Dataset records
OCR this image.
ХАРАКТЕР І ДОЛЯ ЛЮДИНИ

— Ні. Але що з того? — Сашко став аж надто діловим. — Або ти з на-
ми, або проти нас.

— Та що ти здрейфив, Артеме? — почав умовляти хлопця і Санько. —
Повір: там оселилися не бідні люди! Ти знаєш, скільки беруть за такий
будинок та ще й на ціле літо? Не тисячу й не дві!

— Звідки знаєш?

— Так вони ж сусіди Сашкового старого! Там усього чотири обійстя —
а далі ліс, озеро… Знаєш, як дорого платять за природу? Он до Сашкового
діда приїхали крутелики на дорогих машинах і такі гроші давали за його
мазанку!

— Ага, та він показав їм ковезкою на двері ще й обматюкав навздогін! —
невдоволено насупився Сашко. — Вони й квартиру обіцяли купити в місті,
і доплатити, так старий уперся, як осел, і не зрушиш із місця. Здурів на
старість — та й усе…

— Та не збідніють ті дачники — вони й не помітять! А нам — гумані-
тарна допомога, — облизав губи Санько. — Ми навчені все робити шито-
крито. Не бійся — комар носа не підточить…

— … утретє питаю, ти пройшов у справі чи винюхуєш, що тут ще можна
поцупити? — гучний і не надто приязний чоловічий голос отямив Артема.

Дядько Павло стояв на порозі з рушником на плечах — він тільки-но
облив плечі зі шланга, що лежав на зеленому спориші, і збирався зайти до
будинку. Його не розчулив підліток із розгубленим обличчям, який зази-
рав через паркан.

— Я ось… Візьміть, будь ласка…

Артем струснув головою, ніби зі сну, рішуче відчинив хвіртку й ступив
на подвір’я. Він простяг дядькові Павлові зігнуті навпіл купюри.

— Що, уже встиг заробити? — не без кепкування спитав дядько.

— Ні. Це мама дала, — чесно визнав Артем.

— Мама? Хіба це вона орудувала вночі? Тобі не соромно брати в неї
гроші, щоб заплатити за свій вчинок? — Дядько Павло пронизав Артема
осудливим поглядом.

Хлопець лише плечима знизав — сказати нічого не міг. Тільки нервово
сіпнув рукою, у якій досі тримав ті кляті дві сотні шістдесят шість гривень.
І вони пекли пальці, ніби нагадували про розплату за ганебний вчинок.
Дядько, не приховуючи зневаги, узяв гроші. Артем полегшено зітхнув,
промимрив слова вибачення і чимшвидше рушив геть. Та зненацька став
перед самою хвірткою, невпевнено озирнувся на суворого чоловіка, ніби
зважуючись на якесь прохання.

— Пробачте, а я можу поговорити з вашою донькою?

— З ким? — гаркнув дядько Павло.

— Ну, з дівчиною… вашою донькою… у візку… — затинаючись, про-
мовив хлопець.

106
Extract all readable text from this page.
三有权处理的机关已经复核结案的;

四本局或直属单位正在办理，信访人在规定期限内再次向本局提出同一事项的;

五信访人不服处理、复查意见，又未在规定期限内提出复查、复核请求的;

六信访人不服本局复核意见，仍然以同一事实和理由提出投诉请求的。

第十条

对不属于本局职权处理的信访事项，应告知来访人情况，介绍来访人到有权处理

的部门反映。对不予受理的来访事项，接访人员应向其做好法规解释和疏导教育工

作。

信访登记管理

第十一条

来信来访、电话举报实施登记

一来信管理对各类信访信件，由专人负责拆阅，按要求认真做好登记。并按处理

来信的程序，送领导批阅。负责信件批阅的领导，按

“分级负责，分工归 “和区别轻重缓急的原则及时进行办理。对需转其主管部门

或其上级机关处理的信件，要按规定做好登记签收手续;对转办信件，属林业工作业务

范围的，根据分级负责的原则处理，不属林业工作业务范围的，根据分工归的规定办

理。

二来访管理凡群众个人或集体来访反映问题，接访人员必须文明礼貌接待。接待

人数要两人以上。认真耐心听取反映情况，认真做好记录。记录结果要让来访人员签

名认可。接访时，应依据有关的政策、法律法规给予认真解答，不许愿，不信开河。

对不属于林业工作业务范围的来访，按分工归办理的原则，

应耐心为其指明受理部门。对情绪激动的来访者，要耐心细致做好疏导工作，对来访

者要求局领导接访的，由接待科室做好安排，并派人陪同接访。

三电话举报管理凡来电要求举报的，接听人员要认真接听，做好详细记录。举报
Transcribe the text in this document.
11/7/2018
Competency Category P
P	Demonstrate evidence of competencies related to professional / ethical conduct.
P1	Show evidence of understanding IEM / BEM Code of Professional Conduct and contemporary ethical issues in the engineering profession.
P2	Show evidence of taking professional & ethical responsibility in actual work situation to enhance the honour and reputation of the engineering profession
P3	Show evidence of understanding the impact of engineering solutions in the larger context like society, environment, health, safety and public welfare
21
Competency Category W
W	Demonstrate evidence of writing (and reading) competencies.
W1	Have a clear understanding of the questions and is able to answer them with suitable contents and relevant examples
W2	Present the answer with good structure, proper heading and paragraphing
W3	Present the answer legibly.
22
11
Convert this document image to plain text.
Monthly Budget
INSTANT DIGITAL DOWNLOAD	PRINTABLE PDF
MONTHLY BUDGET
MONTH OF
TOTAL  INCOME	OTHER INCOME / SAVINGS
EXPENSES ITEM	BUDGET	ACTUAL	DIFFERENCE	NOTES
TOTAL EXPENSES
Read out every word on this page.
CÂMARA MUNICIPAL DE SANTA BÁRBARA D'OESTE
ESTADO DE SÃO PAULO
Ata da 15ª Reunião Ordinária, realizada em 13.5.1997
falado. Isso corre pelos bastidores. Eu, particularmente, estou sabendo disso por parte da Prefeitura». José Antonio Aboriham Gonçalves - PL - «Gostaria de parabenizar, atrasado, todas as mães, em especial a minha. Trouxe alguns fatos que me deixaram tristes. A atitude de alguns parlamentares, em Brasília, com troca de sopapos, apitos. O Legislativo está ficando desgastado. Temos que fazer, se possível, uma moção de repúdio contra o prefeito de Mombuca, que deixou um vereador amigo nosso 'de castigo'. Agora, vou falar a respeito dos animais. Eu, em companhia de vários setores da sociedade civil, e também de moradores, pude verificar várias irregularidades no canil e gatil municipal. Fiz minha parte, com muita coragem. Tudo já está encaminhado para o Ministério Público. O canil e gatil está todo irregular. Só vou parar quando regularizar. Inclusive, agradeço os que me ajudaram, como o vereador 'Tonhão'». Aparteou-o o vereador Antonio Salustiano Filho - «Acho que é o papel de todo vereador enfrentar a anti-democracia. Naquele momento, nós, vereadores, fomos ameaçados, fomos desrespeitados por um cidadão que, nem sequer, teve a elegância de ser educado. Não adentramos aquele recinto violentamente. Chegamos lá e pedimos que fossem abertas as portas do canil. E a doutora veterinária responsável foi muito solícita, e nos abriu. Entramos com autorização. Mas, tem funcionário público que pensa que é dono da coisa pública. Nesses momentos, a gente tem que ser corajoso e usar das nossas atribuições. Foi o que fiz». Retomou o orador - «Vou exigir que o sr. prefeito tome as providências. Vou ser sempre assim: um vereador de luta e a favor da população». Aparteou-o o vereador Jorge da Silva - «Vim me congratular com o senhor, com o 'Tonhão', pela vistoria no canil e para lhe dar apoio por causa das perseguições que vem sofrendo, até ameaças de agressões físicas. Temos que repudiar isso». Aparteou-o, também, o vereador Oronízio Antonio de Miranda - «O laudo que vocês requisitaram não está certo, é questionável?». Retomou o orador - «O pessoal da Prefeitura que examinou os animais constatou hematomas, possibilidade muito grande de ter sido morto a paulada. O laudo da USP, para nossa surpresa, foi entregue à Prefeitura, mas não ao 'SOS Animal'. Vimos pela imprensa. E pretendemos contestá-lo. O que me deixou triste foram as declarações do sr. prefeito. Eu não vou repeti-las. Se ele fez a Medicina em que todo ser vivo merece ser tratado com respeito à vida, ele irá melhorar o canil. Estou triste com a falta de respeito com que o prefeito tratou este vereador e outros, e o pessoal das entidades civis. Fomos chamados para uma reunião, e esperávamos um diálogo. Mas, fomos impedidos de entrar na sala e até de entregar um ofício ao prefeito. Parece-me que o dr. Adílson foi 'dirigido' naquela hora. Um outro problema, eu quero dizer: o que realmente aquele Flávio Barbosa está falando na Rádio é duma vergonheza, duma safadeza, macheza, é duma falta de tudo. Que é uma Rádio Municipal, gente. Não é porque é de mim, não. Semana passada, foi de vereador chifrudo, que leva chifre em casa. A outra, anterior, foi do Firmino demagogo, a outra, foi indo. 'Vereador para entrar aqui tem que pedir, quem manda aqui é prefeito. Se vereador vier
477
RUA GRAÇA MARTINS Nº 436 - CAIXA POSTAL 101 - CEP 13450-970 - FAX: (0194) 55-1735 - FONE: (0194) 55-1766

▶ Exercise instructions
From the data above, copy each line that holds "Competency".

▶ Solution for this exercise
Competency Category P
Competency Category W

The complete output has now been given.